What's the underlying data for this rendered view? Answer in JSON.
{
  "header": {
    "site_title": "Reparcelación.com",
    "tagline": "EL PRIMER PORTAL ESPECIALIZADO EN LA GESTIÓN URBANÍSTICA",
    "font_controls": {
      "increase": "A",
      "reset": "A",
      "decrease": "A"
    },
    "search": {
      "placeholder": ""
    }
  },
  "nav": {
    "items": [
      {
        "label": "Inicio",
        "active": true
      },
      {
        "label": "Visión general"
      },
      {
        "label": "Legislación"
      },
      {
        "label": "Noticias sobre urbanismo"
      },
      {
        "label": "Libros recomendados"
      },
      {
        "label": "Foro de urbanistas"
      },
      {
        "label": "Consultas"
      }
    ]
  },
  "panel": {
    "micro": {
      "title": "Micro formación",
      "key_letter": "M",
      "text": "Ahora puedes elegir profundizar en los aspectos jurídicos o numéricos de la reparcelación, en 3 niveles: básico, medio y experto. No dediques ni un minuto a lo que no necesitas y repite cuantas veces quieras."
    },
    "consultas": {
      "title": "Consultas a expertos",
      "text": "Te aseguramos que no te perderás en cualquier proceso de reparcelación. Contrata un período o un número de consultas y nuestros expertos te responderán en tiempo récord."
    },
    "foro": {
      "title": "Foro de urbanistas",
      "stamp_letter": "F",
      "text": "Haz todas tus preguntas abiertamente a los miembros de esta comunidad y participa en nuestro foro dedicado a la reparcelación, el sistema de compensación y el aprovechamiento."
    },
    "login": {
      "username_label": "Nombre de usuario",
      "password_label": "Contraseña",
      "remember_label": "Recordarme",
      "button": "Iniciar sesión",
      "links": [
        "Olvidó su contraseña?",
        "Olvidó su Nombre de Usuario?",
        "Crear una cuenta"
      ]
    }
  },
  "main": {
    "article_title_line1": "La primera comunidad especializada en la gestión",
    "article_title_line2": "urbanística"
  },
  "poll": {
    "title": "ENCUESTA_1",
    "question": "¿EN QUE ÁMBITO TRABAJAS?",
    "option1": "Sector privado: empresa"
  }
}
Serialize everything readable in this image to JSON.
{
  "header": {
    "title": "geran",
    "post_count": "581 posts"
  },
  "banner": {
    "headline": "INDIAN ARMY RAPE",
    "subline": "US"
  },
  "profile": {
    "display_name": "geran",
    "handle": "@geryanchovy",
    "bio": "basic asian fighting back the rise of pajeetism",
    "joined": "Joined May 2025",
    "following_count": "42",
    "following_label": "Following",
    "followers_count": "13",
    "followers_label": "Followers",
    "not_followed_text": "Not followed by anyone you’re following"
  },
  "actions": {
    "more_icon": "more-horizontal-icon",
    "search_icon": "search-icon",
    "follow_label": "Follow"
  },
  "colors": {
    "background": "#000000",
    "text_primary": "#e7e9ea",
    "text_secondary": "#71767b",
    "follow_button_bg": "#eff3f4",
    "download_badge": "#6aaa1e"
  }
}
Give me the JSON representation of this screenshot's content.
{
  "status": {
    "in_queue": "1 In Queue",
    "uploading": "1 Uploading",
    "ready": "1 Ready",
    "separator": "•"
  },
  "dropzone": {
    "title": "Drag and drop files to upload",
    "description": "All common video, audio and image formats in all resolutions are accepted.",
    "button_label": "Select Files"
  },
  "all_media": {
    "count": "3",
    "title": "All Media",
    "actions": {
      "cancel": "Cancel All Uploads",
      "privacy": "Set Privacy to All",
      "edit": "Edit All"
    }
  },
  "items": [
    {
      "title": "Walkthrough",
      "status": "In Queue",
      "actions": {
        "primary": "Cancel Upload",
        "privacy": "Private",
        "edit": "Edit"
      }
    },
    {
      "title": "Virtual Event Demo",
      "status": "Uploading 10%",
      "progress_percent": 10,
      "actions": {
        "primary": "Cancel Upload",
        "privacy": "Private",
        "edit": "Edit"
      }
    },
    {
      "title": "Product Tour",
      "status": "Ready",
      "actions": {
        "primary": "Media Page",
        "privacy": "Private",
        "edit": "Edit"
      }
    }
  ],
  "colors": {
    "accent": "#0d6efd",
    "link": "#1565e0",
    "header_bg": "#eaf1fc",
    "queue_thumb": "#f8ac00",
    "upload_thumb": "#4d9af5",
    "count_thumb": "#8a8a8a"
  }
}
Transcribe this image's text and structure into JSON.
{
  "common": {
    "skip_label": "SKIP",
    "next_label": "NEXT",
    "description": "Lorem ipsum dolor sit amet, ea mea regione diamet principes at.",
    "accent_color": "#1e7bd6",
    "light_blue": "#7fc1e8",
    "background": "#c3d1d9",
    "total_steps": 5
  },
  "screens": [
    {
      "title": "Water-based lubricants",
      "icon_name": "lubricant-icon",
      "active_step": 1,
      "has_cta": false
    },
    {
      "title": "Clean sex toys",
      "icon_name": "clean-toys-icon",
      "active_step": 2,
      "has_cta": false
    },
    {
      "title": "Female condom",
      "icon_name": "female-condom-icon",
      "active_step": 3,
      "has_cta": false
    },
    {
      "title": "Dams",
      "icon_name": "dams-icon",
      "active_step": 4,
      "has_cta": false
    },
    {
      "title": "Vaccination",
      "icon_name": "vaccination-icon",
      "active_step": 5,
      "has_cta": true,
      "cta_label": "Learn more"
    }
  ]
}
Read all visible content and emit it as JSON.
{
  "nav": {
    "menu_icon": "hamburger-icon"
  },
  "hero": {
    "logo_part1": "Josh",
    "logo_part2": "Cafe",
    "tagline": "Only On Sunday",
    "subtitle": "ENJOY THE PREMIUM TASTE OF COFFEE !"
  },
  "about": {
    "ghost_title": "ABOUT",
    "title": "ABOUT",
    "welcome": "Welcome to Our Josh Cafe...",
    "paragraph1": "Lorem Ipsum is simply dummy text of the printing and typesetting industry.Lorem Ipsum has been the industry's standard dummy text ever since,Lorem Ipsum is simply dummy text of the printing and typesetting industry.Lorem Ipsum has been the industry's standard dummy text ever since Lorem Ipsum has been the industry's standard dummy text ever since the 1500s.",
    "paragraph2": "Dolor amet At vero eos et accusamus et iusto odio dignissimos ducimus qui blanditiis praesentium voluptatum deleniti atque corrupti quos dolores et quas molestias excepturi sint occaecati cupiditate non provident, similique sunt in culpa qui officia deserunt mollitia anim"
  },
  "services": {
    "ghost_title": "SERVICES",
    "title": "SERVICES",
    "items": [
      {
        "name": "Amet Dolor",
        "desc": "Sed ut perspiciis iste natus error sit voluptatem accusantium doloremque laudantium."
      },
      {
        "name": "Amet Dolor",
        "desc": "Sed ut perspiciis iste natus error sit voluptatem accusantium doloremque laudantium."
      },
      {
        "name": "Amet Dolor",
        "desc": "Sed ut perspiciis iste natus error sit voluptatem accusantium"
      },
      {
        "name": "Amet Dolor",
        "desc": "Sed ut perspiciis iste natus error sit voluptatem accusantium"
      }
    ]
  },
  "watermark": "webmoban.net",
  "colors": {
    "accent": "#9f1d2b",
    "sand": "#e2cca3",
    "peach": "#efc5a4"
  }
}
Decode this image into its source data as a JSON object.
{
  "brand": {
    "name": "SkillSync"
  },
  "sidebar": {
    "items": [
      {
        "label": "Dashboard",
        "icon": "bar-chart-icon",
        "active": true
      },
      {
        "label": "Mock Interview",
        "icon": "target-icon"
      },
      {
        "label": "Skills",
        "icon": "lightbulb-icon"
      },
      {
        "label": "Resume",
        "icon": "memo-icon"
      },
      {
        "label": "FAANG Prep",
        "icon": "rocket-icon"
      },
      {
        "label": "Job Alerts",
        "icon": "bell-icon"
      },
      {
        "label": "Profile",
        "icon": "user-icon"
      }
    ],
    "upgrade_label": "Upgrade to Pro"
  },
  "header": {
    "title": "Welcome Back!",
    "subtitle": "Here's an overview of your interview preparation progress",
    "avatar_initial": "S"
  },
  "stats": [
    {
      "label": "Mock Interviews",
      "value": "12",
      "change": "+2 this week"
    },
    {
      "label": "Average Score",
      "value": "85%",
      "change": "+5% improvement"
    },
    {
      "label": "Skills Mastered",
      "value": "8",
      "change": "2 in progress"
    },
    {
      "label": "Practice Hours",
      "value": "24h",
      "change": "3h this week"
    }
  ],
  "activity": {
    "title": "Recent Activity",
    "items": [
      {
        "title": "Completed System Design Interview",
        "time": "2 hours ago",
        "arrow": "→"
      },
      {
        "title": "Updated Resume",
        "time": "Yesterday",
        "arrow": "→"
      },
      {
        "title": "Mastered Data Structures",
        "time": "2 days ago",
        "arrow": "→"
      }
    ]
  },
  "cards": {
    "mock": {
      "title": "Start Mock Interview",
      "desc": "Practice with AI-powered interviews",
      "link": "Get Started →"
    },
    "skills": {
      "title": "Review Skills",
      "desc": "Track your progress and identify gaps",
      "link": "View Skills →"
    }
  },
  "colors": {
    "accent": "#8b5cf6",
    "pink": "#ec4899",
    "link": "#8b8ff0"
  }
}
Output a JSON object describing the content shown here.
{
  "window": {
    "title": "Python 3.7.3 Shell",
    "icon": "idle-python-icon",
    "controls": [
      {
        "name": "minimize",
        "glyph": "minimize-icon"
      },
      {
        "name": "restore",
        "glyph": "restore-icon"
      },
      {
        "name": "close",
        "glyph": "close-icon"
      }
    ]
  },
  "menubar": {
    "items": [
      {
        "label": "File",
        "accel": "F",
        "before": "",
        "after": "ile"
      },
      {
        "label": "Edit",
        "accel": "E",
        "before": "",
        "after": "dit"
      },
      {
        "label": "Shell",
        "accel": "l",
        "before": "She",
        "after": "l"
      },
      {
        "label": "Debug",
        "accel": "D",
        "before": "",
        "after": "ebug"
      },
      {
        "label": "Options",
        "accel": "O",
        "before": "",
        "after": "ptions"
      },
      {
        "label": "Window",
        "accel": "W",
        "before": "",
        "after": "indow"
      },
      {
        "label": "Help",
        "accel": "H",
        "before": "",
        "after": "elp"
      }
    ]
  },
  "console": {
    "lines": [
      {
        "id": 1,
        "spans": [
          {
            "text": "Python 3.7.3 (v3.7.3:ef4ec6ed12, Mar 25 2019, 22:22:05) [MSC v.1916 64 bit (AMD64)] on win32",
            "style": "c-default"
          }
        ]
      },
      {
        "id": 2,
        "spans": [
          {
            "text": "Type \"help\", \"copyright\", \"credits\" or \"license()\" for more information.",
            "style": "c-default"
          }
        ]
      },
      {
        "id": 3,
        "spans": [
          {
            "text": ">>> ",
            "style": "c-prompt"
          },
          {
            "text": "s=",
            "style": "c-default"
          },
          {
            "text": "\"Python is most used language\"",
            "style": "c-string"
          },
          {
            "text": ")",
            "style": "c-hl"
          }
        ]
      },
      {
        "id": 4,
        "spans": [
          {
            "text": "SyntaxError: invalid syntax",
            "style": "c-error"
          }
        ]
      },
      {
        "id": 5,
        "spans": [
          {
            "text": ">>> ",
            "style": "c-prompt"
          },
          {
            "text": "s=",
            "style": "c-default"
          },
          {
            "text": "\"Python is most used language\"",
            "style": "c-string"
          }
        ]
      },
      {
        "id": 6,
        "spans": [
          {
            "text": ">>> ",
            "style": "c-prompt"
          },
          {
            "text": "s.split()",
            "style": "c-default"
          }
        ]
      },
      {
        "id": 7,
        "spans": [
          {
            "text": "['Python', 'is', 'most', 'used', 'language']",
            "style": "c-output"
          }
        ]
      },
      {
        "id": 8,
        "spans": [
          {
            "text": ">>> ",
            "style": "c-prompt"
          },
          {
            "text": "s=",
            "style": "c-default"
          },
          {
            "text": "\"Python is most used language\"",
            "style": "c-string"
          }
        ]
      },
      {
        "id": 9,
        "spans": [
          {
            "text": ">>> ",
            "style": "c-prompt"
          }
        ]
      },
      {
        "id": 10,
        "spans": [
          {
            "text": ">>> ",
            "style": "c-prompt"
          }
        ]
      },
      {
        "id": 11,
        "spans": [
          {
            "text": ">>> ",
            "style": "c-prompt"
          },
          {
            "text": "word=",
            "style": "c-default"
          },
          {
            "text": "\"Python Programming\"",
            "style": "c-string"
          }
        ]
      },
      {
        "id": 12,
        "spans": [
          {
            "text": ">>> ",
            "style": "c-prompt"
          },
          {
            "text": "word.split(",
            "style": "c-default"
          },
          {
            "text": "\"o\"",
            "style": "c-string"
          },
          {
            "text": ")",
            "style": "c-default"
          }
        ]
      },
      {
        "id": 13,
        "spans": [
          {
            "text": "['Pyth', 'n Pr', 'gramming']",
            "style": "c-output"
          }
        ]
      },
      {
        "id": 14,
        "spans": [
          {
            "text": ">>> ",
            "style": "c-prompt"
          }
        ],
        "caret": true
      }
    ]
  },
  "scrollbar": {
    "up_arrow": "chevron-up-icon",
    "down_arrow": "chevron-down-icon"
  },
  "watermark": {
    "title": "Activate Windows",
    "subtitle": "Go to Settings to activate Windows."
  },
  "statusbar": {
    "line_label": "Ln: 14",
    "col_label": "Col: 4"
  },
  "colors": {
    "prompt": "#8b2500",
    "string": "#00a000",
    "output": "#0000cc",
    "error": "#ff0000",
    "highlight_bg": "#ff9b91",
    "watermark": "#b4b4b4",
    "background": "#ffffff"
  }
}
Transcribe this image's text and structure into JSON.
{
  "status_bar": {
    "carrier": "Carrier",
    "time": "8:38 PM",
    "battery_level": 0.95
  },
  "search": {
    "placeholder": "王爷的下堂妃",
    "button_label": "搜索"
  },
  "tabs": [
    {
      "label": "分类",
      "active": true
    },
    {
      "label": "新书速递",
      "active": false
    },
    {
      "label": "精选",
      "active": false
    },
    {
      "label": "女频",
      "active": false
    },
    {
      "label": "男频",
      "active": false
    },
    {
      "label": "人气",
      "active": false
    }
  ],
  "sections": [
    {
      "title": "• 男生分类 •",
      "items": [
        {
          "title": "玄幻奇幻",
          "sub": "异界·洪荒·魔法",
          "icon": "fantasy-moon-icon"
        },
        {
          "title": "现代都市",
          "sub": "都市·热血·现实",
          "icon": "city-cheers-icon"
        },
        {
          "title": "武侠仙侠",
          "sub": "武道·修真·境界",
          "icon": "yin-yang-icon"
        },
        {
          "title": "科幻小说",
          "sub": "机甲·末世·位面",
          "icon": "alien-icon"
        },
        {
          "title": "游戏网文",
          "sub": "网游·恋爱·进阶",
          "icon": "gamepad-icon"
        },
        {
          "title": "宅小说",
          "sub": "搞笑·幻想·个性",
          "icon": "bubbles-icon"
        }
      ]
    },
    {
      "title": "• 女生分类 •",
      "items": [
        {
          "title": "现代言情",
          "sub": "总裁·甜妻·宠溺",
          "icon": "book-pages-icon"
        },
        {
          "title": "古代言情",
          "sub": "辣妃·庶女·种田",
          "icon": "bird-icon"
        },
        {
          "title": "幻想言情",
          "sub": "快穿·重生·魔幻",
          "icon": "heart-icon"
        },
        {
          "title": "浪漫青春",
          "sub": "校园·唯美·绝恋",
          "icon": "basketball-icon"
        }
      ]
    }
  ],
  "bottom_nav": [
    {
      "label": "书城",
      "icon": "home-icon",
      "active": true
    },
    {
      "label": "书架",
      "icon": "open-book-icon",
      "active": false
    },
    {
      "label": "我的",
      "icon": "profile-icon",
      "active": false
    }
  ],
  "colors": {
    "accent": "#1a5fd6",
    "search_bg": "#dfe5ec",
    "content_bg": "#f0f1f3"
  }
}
-----
● **Problem to solve**: Select all lines in the listing that include the word "subtitle".

● **Written answer**:
    "subtitle": "ENJOY THE PREMIUM TASTE OF COFFEE !"
    "subtitle": "Here's an overview of your interview preparation progress",
    "subtitle": "Go to Settings to activate Windows."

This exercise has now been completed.